— TASK DETAILS —
Send back all the data below, exactly as given.

════

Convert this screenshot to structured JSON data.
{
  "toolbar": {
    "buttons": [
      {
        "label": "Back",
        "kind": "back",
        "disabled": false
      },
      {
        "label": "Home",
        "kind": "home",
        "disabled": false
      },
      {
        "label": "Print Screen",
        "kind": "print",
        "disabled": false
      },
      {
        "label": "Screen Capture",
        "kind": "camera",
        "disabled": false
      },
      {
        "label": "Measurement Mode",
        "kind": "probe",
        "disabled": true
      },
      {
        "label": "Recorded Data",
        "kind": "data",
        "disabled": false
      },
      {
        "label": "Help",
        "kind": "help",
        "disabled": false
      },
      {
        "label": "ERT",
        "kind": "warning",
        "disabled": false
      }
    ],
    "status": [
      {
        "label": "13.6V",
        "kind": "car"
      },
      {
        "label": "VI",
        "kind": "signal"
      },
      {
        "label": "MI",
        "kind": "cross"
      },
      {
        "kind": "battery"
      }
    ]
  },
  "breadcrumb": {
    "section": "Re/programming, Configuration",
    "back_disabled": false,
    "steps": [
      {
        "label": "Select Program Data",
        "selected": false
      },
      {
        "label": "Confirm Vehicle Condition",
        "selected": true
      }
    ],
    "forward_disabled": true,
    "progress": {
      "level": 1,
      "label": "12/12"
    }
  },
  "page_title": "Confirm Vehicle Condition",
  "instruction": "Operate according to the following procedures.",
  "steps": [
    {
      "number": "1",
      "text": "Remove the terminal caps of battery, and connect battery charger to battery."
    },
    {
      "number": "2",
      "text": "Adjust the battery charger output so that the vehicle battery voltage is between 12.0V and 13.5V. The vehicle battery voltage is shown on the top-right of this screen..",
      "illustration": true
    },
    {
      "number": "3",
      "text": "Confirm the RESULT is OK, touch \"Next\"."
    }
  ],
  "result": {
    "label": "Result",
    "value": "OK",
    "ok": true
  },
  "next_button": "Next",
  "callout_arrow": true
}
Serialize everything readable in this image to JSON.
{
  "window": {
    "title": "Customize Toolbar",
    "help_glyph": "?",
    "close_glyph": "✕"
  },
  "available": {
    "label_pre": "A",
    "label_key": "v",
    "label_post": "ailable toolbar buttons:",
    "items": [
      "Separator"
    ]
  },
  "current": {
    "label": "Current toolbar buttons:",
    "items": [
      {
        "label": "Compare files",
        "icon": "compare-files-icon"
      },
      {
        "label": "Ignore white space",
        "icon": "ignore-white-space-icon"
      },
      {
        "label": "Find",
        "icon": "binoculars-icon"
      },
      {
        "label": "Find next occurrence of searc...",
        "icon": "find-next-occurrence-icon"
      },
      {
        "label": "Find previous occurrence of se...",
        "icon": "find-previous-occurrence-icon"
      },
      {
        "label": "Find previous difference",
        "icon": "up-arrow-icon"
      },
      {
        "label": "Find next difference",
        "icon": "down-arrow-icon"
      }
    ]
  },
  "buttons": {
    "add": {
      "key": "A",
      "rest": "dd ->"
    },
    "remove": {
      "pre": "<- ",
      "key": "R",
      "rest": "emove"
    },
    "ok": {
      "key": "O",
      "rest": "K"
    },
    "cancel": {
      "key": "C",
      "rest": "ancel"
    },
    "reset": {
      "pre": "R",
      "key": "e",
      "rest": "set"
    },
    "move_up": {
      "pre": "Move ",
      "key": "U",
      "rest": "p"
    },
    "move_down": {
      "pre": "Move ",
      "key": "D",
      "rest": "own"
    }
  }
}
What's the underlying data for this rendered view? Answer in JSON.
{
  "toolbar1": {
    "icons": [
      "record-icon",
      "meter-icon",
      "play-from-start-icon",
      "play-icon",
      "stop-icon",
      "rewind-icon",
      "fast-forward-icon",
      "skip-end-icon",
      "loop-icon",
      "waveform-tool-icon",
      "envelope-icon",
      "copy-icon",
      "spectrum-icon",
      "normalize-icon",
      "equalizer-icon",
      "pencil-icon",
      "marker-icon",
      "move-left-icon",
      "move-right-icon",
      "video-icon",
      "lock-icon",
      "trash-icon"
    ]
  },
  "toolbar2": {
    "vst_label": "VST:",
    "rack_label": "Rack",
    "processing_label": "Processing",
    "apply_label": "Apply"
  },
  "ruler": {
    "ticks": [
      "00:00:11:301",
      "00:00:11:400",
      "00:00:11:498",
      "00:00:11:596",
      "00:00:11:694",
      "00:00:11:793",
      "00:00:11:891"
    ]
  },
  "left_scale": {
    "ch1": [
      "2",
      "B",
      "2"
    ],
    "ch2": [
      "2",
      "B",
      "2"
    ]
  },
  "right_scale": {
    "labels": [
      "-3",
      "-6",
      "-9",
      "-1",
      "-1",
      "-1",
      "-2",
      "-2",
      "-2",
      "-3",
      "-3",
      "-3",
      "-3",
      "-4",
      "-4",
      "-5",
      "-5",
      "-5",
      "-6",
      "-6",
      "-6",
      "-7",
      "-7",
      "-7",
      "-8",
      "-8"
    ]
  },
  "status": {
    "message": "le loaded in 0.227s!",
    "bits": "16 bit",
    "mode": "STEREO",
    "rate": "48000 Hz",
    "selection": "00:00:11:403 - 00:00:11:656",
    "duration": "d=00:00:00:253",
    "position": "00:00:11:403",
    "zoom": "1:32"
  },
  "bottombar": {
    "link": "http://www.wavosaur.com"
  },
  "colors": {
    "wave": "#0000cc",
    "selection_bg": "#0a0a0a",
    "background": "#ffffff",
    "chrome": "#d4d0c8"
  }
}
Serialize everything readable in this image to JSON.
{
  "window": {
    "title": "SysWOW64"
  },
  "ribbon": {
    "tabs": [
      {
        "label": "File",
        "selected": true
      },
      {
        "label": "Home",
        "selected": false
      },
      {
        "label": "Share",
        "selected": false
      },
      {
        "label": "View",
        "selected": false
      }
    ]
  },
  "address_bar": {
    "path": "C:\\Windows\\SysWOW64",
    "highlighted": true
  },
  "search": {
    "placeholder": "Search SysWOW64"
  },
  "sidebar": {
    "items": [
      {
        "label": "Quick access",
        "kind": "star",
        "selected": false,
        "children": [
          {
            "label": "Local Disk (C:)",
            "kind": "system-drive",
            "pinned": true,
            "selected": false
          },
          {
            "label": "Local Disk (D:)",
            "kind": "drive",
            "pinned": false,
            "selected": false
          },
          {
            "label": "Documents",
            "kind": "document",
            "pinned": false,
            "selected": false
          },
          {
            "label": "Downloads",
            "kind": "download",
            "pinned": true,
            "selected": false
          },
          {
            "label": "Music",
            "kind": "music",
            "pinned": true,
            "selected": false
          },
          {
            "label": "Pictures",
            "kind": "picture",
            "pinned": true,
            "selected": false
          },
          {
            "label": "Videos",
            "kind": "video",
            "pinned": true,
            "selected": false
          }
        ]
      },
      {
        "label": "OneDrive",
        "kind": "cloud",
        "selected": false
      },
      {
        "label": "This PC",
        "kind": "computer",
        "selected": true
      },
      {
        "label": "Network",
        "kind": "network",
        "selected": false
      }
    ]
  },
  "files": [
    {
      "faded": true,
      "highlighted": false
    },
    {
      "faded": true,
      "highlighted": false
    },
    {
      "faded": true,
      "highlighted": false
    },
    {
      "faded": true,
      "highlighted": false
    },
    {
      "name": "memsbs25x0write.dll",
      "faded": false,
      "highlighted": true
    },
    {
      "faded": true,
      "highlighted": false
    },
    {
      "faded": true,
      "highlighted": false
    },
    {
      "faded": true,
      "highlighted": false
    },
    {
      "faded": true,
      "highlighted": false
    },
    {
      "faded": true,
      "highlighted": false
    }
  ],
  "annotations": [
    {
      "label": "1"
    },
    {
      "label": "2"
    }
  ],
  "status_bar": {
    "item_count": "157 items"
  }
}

════

— EXERCISE SOLUTION —
Convert this screenshot to structured JSON data.
{
  "toolbar": {
    "buttons": [
      {
        "label": "Back",
        "kind": "back",
        "disabled": false
      },
      {
        "label": "Home",
        "kind": "home",
        "disabled": false
      },
      {
        "label": "Print Screen",
        "kind": "print",
        "disabled": false
      },
      {
        "label": "Screen Capture",
        "kind": "camera",
        "disabled": false
      },
      {
        "label": "Measurement Mode",
        "kind": "probe",
        "disabled": true
      },
      {
        "label": "Recorded Data",
        "kind": "data",
        "disabled": false
      },
      {
        "label": "Help",
        "kind": "help",
        "disabled": false
      },
      {
        "label": "ERT",
        "kind": "warning",
        "disabled": false
      }
    ],
    "status": [
      {
        "label": "13.6V",
        "kind": "car"
      },
      {
        "label": "VI",
        "kind": "signal"
      },
      {
        "label": "MI",
        "kind": "cross"
      },
      {
        "kind": "battery"
      }
    ]
  },
  "breadcrumb": {
    "section": "Re/programming, Configuration",
    "back_disabled": false,
    "steps": [
      {
        "label": "Select Program Data",
        "selected": false
      },
      {
        "label": "Confirm Vehicle Condition",
        "selected": true
      }
    ],
    "forward_disabled": true,
    "progress": {
      "level": 1,
      "label": "12/12"
    }
  },
  "page_title": "Confirm Vehicle Condition",
  "instruction": "Operate according to the following procedures.",
  "steps": [
    {
      "number": "1",
      "text": "Remove the terminal caps of battery, and connect battery charger to battery."
    },
    {
      "number": "2",
      "text": "Adjust the battery charger output so that the vehicle battery voltage is between 12.0V and 13.5V. The vehicle battery voltage is shown on the top-right of this screen..",
      "illustration": true
    },
    {
      "number": "3",
      "text": "Confirm the RESULT is OK, touch \"Next\"."
    }
  ],
  "result": {
    "label": "Result",
    "value": "OK",
    "ok": true
  },
  "next_button": "Next",
  "callout_arrow": true
}
Serialize everything readable in this image to JSON.
{
  "window": {
    "title": "Customize Toolbar",
    "help_glyph": "?",
    "close_glyph": "✕"
  },
  "available": {
    "label_pre": "A",
    "label_key": "v",
    "label_post": "ailable toolbar buttons:",
    "items": [
      "Separator"
    ]
  },
  "current": {
    "label": "Current toolbar buttons:",
    "items": [
      {
        "label": "Compare files",
        "icon": "compare-files-icon"
      },
      {
        "label": "Ignore white space",
        "icon": "ignore-white-space-icon"
      },
      {
        "label": "Find",
        "icon": "binoculars-icon"
      },
      {
        "label": "Find next occurrence of searc...",
        "icon": "find-next-occurrence-icon"
      },
      {
        "label": "Find previous occurrence of se...",
        "icon": "find-previous-occurrence-icon"
      },
      {
        "label": "Find previous difference",
        "icon": "up-arrow-icon"
      },
      {
        "label": "Find next difference",
        "icon": "down-arrow-icon"
      }
    ]
  },
  "buttons": {
    "add": {
      "key": "A",
      "rest": "dd ->"
    },
    "remove": {
      "pre": "<- ",
      "key": "R",
      "rest": "emove"
    },
    "ok": {
      "key": "O",
      "rest": "K"
    },
    "cancel": {
      "key": "C",
      "rest": "ancel"
    },
    "reset": {
      "pre": "R",
      "key": "e",
      "rest": "set"
    },
    "move_up": {
      "pre": "Move ",
      "key": "U",
      "rest": "p"
    },
    "move_down": {
      "pre": "Move ",
      "key": "D",
      "rest": "own"
    }
  }
}
What's the underlying data for this rendered view? Answer in JSON.
{
  "toolbar1": {
    "icons": [
      "record-icon",
      "meter-icon",
      "play-from-start-icon",
      "play-icon",
      "stop-icon",
      "rewind-icon",
      "fast-forward-icon",
      "skip-end-icon",
      "loop-icon",
      "waveform-tool-icon",
      "envelope-icon",
      "copy-icon",
      "spectrum-icon",
      "normalize-icon",
      "equalizer-icon",
      "pencil-icon",
      "marker-icon",
      "move-left-icon",
      "move-right-icon",
      "video-icon",
      "lock-icon",
      "trash-icon"
    ]
  },
  "toolbar2": {
    "vst_label": "VST:",
    "rack_label": "Rack",
    "processing_label": "Processing",
    "apply_label": "Apply"
  },
  "ruler": {
    "ticks": [
      "00:00:11:301",
      "00:00:11:400",
      "00:00:11:498",
      "00:00:11:596",
      "00:00:11:694",
      "00:00:11:793",
      "00:00:11:891"
    ]
  },
  "left_scale": {
    "ch1": [
      "2",
      "B",
      "2"
    ],
    "ch2": [
      "2",
      "B",
      "2"
    ]
  },
  "right_scale": {
    "labels": [
      "-3",
      "-6",
      "-9",
      "-1",
      "-1",
      "-1",
      "-2",
      "-2",
      "-2",
      "-3",
      "-3",
      "-3",
      "-3",
      "-4",
      "-4",
      "-5",
      "-5",
      "-5",
      "-6",
      "-6",
      "-6",
      "-7",
      "-7",
      "-7",
      "-8",
      "-8"
    ]
  },
  "status": {
    "message": "le loaded in 0.227s!",
    "bits": "16 bit",
    "mode": "STEREO",
    "rate": "48000 Hz",
    "selection": "00:00:11:403 - 00:00:11:656",
    "duration": "d=00:00:00:253",
    "position": "00:00:11:403",
    "zoom": "1:32"
  },
  "bottombar": {
    "link": "http://www.wavosaur.com"
  },
  "colors": {
    "wave": "#0000cc",
    "selection_bg": "#0a0a0a",
    "background": "#ffffff",
    "chrome": "#d4d0c8"
  }
}
Serialize everything readable in this image to JSON.
{
  "window": {
    "title": "SysWOW64"
  },
  "ribbon": {
    "tabs": [
      {
        "label": "File",
        "selected": true
      },
      {
        "label": "Home",
        "selected": false
      },
      {
        "label": "Share",
        "selected": false
      },
      {
        "label": "View",
        "selected": false
      }
    ]
  },
  "address_bar": {
    "path": "C:\\Windows\\SysWOW64",
    "highlighted": true
  },
  "search": {
    "placeholder": "Search SysWOW64"
  },
  "sidebar": {
    "items": [
      {
        "label": "Quick access",
        "kind": "star",
        "selected": false,
        "children": [
          {
            "label": "Local Disk (C:)",
            "kind": "system-drive",
            "pinned": true,
            "selected": false
          },
          {
            "label": "Local Disk (D:)",
            "kind": "drive",
            "pinned": false,
            "selected": false
          },
          {
            "label": "Documents",
            "kind": "document",
            "pinned": false,
            "selected": false
          },
          {
            "label": "Downloads",
            "kind": "download",
            "pinned": true,
            "selected": false
          },
          {
            "label": "Music",
            "kind": "music",
            "pinned": true,
            "selected": false
          },
          {
            "label": "Pictures",
            "kind": "picture",
            "pinned": true,
            "selected": false
          },
          {
            "label": "Videos",
            "kind": "video",
            "pinned": true,
            "selected": false
          }
        ]
      },
      {
        "label": "OneDrive",
        "kind": "cloud",
        "selected": false
      },
      {
        "label": "This PC",
        "kind": "computer",
        "selected": true
      },
      {
        "label": "Network",
        "kind": "network",
        "selected": false
      }
    ]
  },
  "files": [
    {
      "faded": true,
      "highlighted": false
    },
    {
      "faded": true,
      "highlighted": false
    },
    {
      "faded": true,
      "highlighted": false
    },
    {
      "faded": true,
      "highlighted": false
    },
    {
      "name": "memsbs25x0write.dll",
      "faded": false,
      "highlighted": true
    },
    {
      "faded": true,
      "highlighted": false
    },
    {
      "faded": true,
      "highlighted": false
    },
    {
      "faded": true,
      "highlighted": false
    },
    {
      "faded": true,
      "highlighted": false
    },
    {
      "faded": true,
      "highlighted": false
    }
  ],
  "annotations": [
    {
      "label": "1"
    },
    {
      "label": "2"
    }
  ],
  "status_bar": {
    "item_count": "157 items"
  }
}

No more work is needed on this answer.